__Given instruction__. Check each line of the records below for the string "JSON", then state how many lines contain it, with no other output.

(Dataset excerpt)
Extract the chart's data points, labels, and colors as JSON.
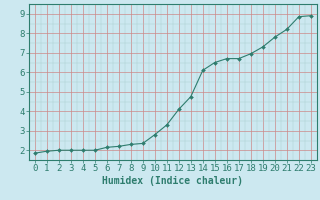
{
  "x": [
    0,
    1,
    2,
    3,
    4,
    5,
    6,
    7,
    8,
    9,
    10,
    11,
    12,
    13,
    14,
    15,
    16,
    17,
    18,
    19,
    20,
    21,
    22,
    23
  ],
  "y": [
    1.85,
    1.95,
    2.0,
    2.0,
    2.0,
    2.0,
    2.15,
    2.2,
    2.3,
    2.35,
    2.8,
    3.3,
    4.1,
    4.75,
    6.1,
    6.5,
    6.7,
    6.7,
    6.95,
    7.3,
    7.8,
    8.2,
    8.85,
    8.9
  ],
  "xlabel": "Humidex (Indice chaleur)",
  "xlim": [
    -0.5,
    23.5
  ],
  "ylim": [
    1.5,
    9.5
  ],
  "yticks": [
    2,
    3,
    4,
    5,
    6,
    7,
    8,
    9
  ],
  "xticks": [
    0,
    1,
    2,
    3,
    4,
    5,
    6,
    7,
    8,
    9,
    10,
    11,
    12,
    13,
    14,
    15,
    16,
    17,
    18,
    19,
    20,
    21,
    22,
    23
  ],
  "line_color": "#2e7d6e",
  "marker_color": "#2e7d6e",
  "bg_color": "#cce8f0",
  "grid_color_major": "#cc8888",
  "grid_color_minor": "#aacccc",
  "axes_color": "#2e7d6e",
  "label_color": "#2e7d6e",
  "tick_color": "#2e7d6e",
  "xlabel_fontsize": 7,
  "tick_fontsize": 6.5
}
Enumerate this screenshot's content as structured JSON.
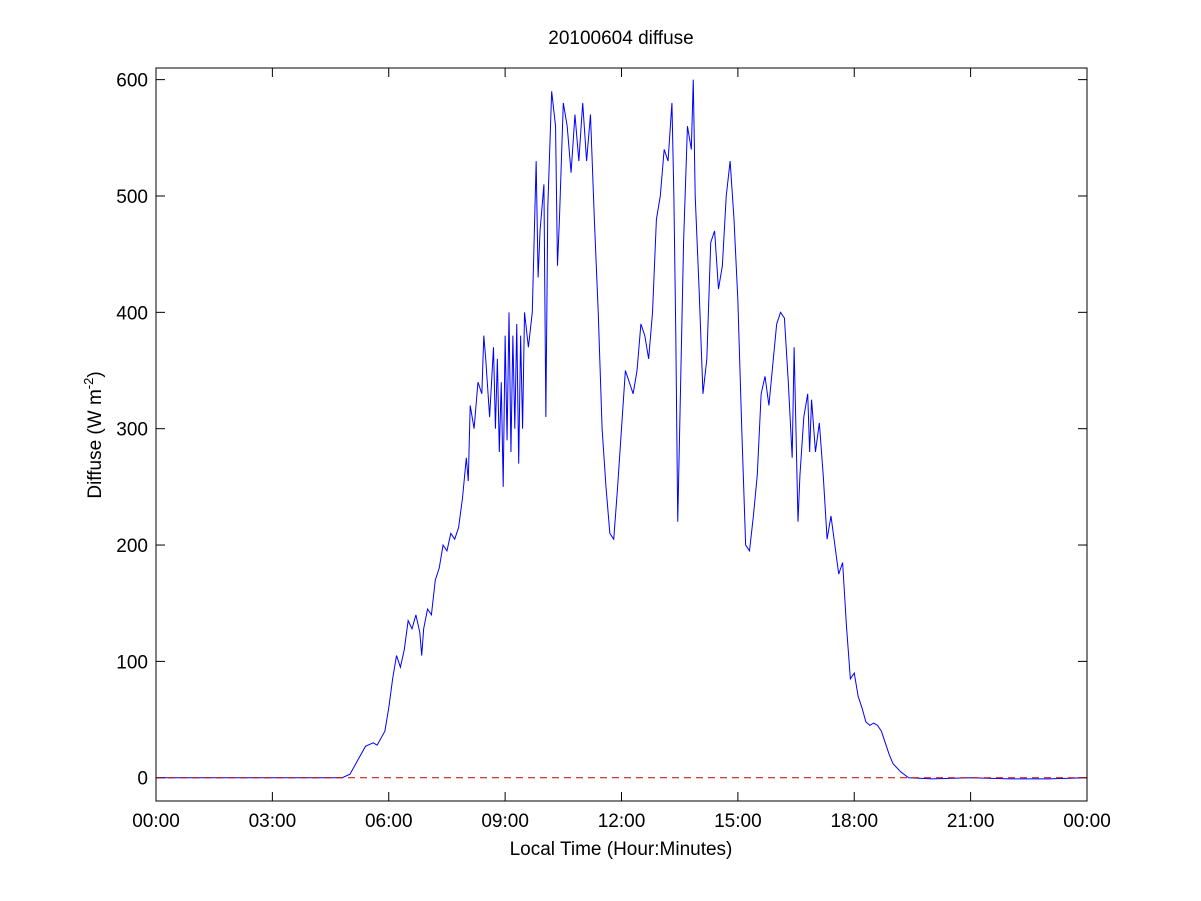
{
  "chart_data": {
    "type": "line",
    "title": "20100604 diffuse",
    "xlabel": "Local Time (Hour:Minutes)",
    "ylabel": {
      "text": "Diffuse (W m",
      "sup": "-2",
      "end": ")"
    },
    "xlim": [
      0,
      24
    ],
    "ylim": [
      -20,
      610
    ],
    "xticks": [
      {
        "value": 0,
        "label": "00:00"
      },
      {
        "value": 3,
        "label": "03:00"
      },
      {
        "value": 6,
        "label": "06:00"
      },
      {
        "value": 9,
        "label": "09:00"
      },
      {
        "value": 12,
        "label": "12:00"
      },
      {
        "value": 15,
        "label": "15:00"
      },
      {
        "value": 18,
        "label": "18:00"
      },
      {
        "value": 21,
        "label": "21:00"
      },
      {
        "value": 24,
        "label": "00:00"
      }
    ],
    "yticks": [
      0,
      100,
      200,
      300,
      400,
      500,
      600
    ],
    "grid": false,
    "reference_line": {
      "value": 0,
      "color": "#cc0000",
      "style": "dashed"
    },
    "x": [
      0,
      4.8,
      5.0,
      5.2,
      5.4,
      5.6,
      5.7,
      5.9,
      6.0,
      6.1,
      6.2,
      6.3,
      6.4,
      6.5,
      6.6,
      6.7,
      6.8,
      6.85,
      6.9,
      7.0,
      7.1,
      7.2,
      7.3,
      7.4,
      7.5,
      7.6,
      7.7,
      7.8,
      7.9,
      8.0,
      8.05,
      8.1,
      8.2,
      8.3,
      8.4,
      8.45,
      8.5,
      8.6,
      8.7,
      8.75,
      8.8,
      8.85,
      8.9,
      8.95,
      9.0,
      9.05,
      9.1,
      9.15,
      9.2,
      9.25,
      9.3,
      9.35,
      9.4,
      9.45,
      9.5,
      9.6,
      9.7,
      9.8,
      9.85,
      9.9,
      10.0,
      10.05,
      10.1,
      10.2,
      10.3,
      10.35,
      10.4,
      10.5,
      10.6,
      10.7,
      10.8,
      10.9,
      11.0,
      11.1,
      11.2,
      11.3,
      11.4,
      11.5,
      11.6,
      11.7,
      11.8,
      11.9,
      12.0,
      12.1,
      12.2,
      12.3,
      12.4,
      12.5,
      12.6,
      12.7,
      12.8,
      12.9,
      13.0,
      13.1,
      13.2,
      13.3,
      13.35,
      13.4,
      13.45,
      13.5,
      13.6,
      13.7,
      13.8,
      13.85,
      13.9,
      14.0,
      14.1,
      14.2,
      14.3,
      14.4,
      14.5,
      14.6,
      14.7,
      14.8,
      14.9,
      15.0,
      15.1,
      15.2,
      15.3,
      15.4,
      15.5,
      15.6,
      15.7,
      15.8,
      15.9,
      16.0,
      16.1,
      16.2,
      16.3,
      16.4,
      16.45,
      16.55,
      16.6,
      16.7,
      16.8,
      16.85,
      16.9,
      17.0,
      17.1,
      17.2,
      17.3,
      17.4,
      17.5,
      17.6,
      17.7,
      17.8,
      17.9,
      18.0,
      18.1,
      18.2,
      18.3,
      18.4,
      18.5,
      18.6,
      18.7,
      18.8,
      18.9,
      19.0,
      19.2,
      19.4,
      20.0,
      21.0,
      22.0,
      23.0,
      24.0
    ],
    "series": [
      {
        "name": "diffuse",
        "color": "#0000ff",
        "values": [
          0,
          0,
          3,
          15,
          27,
          30,
          28,
          40,
          60,
          85,
          105,
          95,
          110,
          135,
          128,
          140,
          125,
          105,
          128,
          145,
          140,
          170,
          180,
          200,
          195,
          210,
          205,
          215,
          240,
          275,
          255,
          320,
          300,
          340,
          330,
          380,
          360,
          310,
          370,
          300,
          360,
          280,
          340,
          250,
          380,
          290,
          400,
          280,
          380,
          300,
          390,
          270,
          380,
          300,
          400,
          370,
          400,
          530,
          430,
          470,
          510,
          310,
          490,
          590,
          560,
          440,
          480,
          580,
          560,
          520,
          570,
          530,
          580,
          530,
          570,
          480,
          400,
          300,
          250,
          210,
          205,
          250,
          300,
          350,
          340,
          330,
          350,
          390,
          380,
          360,
          400,
          480,
          500,
          540,
          530,
          580,
          500,
          380,
          220,
          300,
          460,
          560,
          540,
          600,
          500,
          420,
          330,
          360,
          460,
          470,
          420,
          440,
          500,
          530,
          480,
          410,
          300,
          200,
          195,
          225,
          260,
          330,
          345,
          320,
          355,
          390,
          400,
          395,
          340,
          275,
          370,
          220,
          260,
          310,
          330,
          280,
          325,
          280,
          305,
          260,
          205,
          225,
          200,
          175,
          185,
          130,
          85,
          90,
          70,
          60,
          48,
          45,
          47,
          45,
          40,
          30,
          20,
          12,
          5,
          0,
          -1,
          0,
          -1,
          -1,
          0
        ]
      }
    ]
  }
}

__Written response__. 2